— Start —
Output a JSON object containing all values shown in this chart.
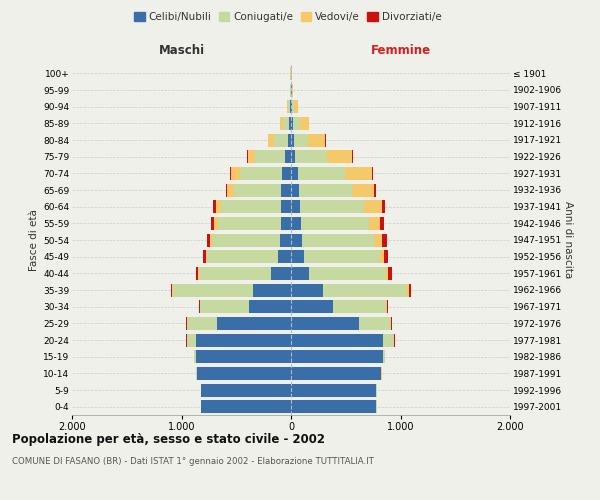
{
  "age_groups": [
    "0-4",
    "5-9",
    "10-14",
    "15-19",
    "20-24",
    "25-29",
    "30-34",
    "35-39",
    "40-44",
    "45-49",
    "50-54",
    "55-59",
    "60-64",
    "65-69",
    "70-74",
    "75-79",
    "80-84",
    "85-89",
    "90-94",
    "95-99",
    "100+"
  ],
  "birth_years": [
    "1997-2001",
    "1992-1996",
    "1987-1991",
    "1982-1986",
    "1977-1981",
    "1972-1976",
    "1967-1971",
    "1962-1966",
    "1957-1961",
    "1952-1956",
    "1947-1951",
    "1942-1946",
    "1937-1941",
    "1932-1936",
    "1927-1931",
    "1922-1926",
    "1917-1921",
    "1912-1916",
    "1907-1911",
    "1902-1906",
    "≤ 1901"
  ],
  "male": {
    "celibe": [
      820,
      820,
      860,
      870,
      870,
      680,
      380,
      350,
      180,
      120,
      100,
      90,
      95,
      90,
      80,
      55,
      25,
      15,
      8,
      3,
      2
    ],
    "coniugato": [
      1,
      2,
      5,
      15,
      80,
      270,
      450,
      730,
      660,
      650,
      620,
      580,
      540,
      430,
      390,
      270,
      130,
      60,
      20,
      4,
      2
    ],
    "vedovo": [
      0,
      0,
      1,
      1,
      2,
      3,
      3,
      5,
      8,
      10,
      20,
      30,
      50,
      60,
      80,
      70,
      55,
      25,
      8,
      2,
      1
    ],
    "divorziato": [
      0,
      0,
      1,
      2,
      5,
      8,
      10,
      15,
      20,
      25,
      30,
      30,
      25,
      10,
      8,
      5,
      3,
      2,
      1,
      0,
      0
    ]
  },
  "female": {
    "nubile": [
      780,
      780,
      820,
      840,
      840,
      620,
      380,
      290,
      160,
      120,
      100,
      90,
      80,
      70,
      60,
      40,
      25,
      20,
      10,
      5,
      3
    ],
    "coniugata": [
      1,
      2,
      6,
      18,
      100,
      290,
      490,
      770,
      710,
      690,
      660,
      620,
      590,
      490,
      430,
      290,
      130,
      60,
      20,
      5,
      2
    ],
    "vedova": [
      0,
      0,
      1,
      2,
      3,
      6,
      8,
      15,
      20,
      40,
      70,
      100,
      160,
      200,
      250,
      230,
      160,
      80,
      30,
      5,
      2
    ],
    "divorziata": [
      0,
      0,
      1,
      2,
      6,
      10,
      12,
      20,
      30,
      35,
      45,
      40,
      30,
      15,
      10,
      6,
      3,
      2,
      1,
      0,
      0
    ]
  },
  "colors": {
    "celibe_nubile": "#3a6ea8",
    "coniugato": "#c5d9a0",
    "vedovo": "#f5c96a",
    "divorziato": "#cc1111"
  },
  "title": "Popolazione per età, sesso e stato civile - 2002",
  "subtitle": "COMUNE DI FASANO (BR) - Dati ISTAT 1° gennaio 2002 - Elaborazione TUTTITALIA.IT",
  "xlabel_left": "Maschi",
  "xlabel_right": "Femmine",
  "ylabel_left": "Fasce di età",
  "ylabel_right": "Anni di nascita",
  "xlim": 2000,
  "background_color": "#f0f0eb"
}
— End —
The exercise »
Pictures in the records should not appear in your copy, but everything else must be transcribed exactly.

Correct output »
Output a JSON object containing all values shown in this chart.
{
  "age_groups": [
    "0-4",
    "5-9",
    "10-14",
    "15-19",
    "20-24",
    "25-29",
    "30-34",
    "35-39",
    "40-44",
    "45-49",
    "50-54",
    "55-59",
    "60-64",
    "65-69",
    "70-74",
    "75-79",
    "80-84",
    "85-89",
    "90-94",
    "95-99",
    "100+"
  ],
  "birth_years": [
    "1997-2001",
    "1992-1996",
    "1987-1991",
    "1982-1986",
    "1977-1981",
    "1972-1976",
    "1967-1971",
    "1962-1966",
    "1957-1961",
    "1952-1956",
    "1947-1951",
    "1942-1946",
    "1937-1941",
    "1932-1936",
    "1927-1931",
    "1922-1926",
    "1917-1921",
    "1912-1916",
    "1907-1911",
    "1902-1906",
    "≤ 1901"
  ],
  "male": {
    "celibe": [
      820,
      820,
      860,
      870,
      870,
      680,
      380,
      350,
      180,
      120,
      100,
      90,
      95,
      90,
      80,
      55,
      25,
      15,
      8,
      3,
      2
    ],
    "coniugato": [
      1,
      2,
      5,
      15,
      80,
      270,
      450,
      730,
      660,
      650,
      620,
      580,
      540,
      430,
      390,
      270,
      130,
      60,
      20,
      4,
      2
    ],
    "vedovo": [
      0,
      0,
      1,
      1,
      2,
      3,
      3,
      5,
      8,
      10,
      20,
      30,
      50,
      60,
      80,
      70,
      55,
      25,
      8,
      2,
      1
    ],
    "divorziato": [
      0,
      0,
      1,
      2,
      5,
      8,
      10,
      15,
      20,
      25,
      30,
      30,
      25,
      10,
      8,
      5,
      3,
      2,
      1,
      0,
      0
    ]
  },
  "female": {
    "nubile": [
      780,
      780,
      820,
      840,
      840,
      620,
      380,
      290,
      160,
      120,
      100,
      90,
      80,
      70,
      60,
      40,
      25,
      20,
      10,
      5,
      3
    ],
    "coniugata": [
      1,
      2,
      6,
      18,
      100,
      290,
      490,
      770,
      710,
      690,
      660,
      620,
      590,
      490,
      430,
      290,
      130,
      60,
      20,
      5,
      2
    ],
    "vedova": [
      0,
      0,
      1,
      2,
      3,
      6,
      8,
      15,
      20,
      40,
      70,
      100,
      160,
      200,
      250,
      230,
      160,
      80,
      30,
      5,
      2
    ],
    "divorziata": [
      0,
      0,
      1,
      2,
      6,
      10,
      12,
      20,
      30,
      35,
      45,
      40,
      30,
      15,
      10,
      6,
      3,
      2,
      1,
      0,
      0
    ]
  },
  "colors": {
    "celibe_nubile": "#3a6ea8",
    "coniugato": "#c5d9a0",
    "vedovo": "#f5c96a",
    "divorziato": "#cc1111"
  },
  "title": "Popolazione per età, sesso e stato civile - 2002",
  "subtitle": "COMUNE DI FASANO (BR) - Dati ISTAT 1° gennaio 2002 - Elaborazione TUTTITALIA.IT",
  "xlabel_left": "Maschi",
  "xlabel_right": "Femmine",
  "ylabel_left": "Fasce di età",
  "ylabel_right": "Anni di nascita",
  "xlim": 2000,
  "background_color": "#f0f0eb"
}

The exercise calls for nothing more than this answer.